— TASK DIRECTIONS —
Pull out from the material below all lines with "مهران".

--------------------------------

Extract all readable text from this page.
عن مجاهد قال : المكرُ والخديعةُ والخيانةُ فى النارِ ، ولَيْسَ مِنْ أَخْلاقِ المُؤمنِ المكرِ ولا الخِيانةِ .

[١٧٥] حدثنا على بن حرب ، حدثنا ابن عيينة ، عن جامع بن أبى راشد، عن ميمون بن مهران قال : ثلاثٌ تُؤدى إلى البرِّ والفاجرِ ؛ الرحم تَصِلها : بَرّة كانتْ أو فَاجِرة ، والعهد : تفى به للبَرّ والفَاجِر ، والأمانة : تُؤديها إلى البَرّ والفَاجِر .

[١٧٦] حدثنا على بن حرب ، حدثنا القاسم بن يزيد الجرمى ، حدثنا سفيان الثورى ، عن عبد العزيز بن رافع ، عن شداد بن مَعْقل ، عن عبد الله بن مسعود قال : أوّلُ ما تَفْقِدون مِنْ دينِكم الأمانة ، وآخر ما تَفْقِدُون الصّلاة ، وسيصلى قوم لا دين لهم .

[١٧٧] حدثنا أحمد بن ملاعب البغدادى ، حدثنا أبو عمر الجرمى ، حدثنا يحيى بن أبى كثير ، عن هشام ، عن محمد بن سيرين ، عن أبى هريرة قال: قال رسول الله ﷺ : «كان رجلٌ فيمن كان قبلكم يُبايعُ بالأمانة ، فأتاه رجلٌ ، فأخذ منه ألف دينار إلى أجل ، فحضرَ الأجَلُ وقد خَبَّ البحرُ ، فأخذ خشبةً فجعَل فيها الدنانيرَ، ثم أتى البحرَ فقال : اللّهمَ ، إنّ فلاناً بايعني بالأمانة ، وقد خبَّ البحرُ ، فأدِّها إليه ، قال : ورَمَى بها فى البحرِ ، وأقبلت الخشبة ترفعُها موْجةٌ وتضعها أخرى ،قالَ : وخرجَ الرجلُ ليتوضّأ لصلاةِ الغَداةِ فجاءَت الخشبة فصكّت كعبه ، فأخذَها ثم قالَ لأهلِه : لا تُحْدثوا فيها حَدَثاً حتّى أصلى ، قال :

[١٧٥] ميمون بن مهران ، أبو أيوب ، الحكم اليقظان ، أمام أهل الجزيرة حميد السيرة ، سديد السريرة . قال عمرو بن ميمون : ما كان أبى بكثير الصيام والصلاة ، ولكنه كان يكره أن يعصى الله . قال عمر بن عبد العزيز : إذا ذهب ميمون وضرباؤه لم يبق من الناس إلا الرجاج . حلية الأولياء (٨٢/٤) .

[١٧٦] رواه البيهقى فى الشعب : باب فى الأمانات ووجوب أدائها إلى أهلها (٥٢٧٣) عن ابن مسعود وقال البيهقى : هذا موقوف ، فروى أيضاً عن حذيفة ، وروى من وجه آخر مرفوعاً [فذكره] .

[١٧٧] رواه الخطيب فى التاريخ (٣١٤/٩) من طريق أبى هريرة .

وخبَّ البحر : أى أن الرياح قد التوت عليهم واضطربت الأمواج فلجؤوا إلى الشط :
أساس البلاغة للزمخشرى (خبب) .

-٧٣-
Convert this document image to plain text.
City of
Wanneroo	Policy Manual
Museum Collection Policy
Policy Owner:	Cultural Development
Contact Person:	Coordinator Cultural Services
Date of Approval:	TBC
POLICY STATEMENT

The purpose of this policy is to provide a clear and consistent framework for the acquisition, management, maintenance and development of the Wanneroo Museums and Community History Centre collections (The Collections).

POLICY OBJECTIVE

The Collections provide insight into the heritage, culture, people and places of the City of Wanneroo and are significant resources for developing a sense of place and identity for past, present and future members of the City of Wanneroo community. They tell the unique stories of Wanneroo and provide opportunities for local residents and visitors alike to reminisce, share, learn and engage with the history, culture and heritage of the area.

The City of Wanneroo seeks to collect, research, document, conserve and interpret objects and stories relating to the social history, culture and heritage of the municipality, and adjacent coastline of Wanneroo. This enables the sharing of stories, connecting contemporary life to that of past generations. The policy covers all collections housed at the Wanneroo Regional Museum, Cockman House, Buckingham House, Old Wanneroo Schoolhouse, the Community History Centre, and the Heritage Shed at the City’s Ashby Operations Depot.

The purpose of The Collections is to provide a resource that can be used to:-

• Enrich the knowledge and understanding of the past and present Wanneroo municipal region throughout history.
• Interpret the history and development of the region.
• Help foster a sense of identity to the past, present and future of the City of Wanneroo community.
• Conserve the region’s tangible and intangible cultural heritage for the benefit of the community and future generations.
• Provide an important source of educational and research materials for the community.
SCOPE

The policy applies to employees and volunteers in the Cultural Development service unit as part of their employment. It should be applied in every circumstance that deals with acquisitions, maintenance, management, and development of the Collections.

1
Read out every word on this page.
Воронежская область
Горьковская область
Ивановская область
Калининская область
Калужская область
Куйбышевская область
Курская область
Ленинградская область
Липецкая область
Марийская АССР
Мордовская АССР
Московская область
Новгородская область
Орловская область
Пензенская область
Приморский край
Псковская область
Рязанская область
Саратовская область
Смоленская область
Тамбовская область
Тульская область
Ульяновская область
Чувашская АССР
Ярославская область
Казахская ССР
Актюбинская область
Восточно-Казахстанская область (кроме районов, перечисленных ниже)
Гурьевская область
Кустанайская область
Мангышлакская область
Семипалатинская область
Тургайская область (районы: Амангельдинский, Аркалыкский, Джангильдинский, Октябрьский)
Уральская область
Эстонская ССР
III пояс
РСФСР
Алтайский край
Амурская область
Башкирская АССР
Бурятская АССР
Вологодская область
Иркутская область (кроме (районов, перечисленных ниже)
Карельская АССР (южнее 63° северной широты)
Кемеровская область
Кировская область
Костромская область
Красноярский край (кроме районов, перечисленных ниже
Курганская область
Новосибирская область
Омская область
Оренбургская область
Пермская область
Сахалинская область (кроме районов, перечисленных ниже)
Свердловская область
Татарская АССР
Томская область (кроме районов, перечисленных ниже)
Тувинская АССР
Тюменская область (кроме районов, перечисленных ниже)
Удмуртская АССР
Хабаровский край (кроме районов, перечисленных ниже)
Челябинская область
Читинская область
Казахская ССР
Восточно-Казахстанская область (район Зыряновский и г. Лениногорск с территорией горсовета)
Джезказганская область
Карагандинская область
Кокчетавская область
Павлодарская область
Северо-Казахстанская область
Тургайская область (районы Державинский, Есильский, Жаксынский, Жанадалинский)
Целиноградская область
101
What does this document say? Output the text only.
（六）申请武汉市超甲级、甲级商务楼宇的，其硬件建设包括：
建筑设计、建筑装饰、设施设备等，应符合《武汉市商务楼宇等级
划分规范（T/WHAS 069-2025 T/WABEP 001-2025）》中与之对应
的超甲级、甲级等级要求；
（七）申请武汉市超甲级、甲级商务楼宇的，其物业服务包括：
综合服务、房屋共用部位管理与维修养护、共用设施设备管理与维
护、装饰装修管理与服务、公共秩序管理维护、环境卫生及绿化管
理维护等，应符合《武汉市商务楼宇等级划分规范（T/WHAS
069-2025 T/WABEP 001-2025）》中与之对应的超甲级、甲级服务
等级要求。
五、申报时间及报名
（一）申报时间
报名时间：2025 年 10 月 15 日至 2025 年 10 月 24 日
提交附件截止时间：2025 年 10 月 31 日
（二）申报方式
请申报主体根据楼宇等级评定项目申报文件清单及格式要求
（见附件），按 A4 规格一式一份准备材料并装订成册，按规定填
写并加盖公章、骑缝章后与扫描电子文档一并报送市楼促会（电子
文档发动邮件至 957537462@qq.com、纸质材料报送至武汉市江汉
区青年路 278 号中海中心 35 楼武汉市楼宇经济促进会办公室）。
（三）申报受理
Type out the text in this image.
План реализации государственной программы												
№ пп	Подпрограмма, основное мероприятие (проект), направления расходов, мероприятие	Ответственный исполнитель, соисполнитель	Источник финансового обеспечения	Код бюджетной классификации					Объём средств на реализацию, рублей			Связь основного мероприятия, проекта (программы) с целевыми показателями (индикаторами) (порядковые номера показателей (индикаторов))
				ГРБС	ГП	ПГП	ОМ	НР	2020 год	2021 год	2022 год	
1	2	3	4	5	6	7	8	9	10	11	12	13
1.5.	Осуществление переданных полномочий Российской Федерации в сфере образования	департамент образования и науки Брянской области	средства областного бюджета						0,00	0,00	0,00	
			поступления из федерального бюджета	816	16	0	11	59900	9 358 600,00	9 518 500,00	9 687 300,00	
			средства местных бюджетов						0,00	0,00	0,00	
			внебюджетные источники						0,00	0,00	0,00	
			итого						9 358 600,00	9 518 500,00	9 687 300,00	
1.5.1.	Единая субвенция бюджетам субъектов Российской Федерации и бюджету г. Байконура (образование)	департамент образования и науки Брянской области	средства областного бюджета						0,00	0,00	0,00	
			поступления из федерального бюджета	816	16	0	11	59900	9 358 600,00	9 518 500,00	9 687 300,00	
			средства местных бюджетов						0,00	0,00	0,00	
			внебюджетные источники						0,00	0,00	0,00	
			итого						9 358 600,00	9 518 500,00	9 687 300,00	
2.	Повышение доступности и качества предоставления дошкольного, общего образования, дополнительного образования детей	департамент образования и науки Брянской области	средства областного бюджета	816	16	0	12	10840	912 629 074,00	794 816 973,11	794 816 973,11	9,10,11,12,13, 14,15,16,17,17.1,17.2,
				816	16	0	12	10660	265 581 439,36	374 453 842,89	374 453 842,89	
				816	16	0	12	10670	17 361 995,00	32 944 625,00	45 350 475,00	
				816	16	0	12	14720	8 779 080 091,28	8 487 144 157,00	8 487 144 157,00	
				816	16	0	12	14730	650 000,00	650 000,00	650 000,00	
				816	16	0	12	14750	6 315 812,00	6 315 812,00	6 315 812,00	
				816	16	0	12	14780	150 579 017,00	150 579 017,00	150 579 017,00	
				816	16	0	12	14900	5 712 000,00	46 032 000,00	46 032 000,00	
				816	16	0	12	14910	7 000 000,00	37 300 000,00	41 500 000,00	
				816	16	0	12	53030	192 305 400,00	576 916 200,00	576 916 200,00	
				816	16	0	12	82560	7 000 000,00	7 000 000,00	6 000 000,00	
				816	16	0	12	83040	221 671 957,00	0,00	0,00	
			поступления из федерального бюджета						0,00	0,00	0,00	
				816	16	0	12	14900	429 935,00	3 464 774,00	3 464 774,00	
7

--------------------------------

— FINISHED TASK —
[١٧٥] حدثنا على بن حرب ، حدثنا ابن عيينة ، عن جامع بن أبى راشد، عن ميمون بن مهران قال : ثلاثٌ تُؤدى إلى البرِّ والفاجرِ ؛ الرحم تَصِلها : بَرّة كانتْ أو فَاجِرة ، والعهد : تفى به للبَرّ والفَاجِر ، والأمانة : تُؤديها إلى البَرّ والفَاجِر .
[١٧٥] ميمون بن مهران ، أبو أيوب ، الحكم اليقظان ، أمام أهل الجزيرة حميد السيرة ، سديد السريرة . قال عمرو بن ميمون : ما كان أبى بكثير الصيام والصلاة ، ولكنه كان يكره أن يعصى الله . قال عمر بن عبد العزيز : إذا ذهب ميمون وضرباؤه لم يبق من الناس إلا الرجاج . حلية الأولياء (٨٢/٤) .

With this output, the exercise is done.